PROMPT »
State how many lines of the entries hold the string "Hannah", and nothing more.

==========

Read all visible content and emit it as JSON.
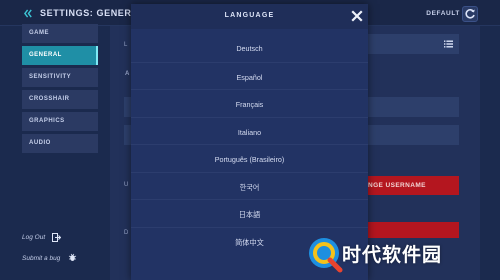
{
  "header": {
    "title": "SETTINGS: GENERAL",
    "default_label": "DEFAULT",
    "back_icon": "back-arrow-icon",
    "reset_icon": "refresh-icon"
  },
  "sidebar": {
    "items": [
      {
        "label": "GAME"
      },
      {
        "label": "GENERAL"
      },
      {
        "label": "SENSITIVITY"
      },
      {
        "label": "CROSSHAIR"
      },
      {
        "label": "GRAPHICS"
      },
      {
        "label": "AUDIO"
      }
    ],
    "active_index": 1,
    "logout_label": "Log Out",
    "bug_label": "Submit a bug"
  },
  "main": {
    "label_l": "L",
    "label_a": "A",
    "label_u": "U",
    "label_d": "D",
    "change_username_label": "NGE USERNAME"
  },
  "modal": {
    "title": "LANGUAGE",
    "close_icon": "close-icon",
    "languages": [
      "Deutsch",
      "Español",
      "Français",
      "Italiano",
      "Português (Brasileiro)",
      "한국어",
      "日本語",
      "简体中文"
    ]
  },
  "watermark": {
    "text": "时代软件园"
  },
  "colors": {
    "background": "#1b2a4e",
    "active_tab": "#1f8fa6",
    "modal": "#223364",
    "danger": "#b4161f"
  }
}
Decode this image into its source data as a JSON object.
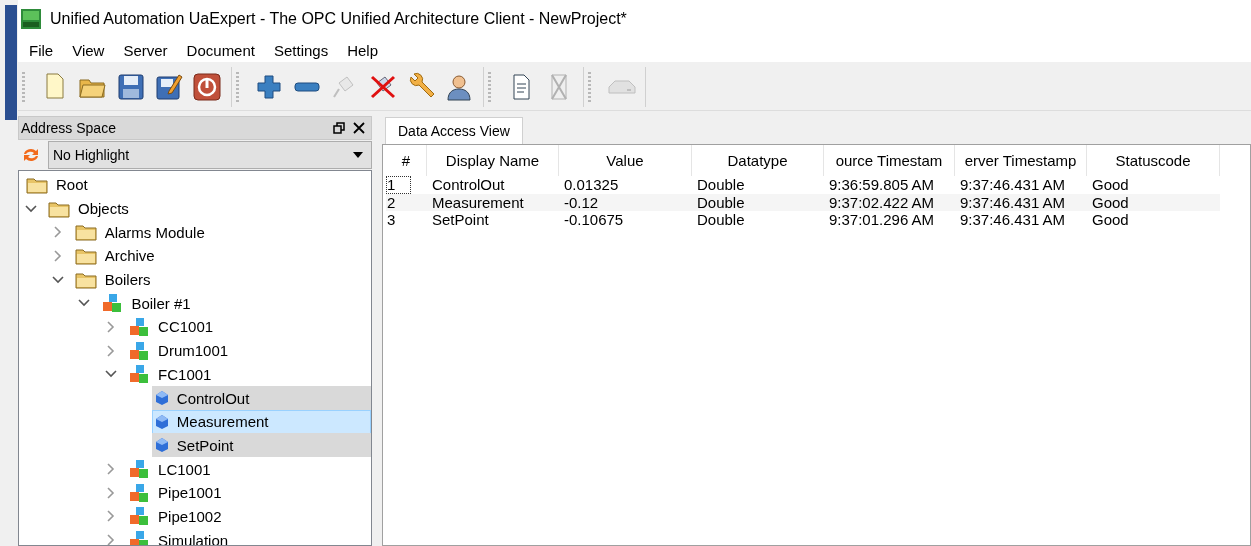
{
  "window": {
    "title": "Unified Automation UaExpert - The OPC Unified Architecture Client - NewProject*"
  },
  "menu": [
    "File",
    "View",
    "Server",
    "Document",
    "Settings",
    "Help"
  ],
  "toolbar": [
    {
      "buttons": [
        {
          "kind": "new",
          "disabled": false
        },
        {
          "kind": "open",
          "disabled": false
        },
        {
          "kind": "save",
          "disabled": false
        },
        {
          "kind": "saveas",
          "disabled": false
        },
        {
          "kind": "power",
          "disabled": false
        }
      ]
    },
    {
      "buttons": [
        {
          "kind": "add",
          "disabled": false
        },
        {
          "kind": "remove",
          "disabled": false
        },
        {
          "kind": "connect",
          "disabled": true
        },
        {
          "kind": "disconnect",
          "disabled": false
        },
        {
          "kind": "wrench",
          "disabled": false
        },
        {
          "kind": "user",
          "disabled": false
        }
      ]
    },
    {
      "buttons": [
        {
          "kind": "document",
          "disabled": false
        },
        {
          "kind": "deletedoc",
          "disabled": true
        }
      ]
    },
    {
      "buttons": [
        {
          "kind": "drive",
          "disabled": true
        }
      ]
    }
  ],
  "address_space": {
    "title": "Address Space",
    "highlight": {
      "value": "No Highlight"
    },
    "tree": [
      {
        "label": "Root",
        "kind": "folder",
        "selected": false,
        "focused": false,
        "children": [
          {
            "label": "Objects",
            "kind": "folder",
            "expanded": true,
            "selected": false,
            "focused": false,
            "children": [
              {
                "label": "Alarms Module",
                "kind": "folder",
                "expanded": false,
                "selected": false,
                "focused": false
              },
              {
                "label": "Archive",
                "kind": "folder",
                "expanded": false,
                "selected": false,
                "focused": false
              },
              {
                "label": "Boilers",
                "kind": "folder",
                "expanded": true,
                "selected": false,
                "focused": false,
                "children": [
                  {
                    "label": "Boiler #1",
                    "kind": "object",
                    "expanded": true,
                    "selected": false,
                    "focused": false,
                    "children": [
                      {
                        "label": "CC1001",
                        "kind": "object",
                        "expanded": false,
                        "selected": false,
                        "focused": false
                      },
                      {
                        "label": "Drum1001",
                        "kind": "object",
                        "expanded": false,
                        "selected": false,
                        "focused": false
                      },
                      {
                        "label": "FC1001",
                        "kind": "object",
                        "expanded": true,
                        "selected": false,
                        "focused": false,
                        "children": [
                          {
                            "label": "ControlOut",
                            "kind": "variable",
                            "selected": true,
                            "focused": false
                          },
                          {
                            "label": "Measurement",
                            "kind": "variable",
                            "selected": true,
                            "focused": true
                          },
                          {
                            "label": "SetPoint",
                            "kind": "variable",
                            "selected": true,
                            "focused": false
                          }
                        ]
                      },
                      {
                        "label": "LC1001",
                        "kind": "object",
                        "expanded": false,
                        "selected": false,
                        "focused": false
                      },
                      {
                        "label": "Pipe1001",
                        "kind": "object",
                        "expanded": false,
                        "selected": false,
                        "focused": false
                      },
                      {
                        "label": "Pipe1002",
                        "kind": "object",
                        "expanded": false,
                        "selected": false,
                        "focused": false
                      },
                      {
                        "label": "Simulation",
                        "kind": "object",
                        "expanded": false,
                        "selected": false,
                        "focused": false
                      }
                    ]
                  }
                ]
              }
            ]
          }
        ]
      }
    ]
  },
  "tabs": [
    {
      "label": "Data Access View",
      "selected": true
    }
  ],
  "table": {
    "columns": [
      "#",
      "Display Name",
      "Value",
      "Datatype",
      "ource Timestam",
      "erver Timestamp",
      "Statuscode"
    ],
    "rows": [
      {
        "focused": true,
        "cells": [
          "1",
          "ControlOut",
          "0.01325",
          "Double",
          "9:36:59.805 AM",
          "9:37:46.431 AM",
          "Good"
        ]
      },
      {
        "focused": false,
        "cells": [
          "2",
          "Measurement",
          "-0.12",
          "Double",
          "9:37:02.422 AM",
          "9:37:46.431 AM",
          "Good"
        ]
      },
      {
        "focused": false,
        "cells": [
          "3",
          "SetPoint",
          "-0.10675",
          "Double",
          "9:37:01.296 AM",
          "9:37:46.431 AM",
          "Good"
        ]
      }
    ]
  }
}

==========

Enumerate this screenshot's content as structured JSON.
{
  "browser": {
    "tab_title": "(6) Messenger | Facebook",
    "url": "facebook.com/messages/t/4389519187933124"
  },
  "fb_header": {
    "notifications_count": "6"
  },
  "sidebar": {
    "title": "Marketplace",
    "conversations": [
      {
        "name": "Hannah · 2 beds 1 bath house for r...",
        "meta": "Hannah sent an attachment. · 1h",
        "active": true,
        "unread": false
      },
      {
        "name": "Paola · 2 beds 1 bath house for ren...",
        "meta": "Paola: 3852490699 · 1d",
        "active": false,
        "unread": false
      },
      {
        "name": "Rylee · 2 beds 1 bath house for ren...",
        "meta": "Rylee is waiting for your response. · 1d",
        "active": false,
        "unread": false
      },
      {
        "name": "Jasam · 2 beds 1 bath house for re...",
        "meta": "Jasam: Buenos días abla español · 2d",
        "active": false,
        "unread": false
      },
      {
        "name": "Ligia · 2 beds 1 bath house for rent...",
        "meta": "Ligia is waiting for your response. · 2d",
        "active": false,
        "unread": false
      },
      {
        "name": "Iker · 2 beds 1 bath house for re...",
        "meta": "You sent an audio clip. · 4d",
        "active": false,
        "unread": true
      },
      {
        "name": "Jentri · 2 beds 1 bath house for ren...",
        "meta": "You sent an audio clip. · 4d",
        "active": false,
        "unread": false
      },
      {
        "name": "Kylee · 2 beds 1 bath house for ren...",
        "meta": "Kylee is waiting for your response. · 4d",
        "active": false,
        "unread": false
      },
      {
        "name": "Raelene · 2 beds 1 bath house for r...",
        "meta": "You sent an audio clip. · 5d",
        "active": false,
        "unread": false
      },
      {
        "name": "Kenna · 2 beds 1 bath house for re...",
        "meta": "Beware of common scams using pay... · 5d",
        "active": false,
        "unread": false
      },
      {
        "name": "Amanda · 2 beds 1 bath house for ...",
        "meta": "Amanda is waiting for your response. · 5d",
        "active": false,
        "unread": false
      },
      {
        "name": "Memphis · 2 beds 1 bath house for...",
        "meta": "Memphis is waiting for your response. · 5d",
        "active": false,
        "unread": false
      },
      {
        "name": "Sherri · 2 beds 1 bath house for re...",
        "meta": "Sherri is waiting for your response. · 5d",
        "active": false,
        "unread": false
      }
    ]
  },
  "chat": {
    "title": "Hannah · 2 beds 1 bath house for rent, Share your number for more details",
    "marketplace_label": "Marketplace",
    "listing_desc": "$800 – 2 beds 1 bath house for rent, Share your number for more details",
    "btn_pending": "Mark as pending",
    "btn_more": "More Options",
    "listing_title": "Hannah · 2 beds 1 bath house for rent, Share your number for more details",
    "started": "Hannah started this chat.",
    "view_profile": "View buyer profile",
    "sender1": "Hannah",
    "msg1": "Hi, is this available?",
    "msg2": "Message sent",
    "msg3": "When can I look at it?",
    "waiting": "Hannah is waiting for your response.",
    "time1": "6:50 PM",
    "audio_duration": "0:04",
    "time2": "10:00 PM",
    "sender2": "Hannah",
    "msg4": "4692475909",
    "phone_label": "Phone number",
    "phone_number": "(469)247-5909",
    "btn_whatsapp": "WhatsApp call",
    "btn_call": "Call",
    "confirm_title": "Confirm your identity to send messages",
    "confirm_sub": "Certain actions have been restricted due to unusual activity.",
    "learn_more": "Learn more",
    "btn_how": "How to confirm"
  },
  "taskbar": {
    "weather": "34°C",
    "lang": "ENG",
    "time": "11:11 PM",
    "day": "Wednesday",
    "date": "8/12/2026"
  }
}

==========

TASK OUTPUT »
8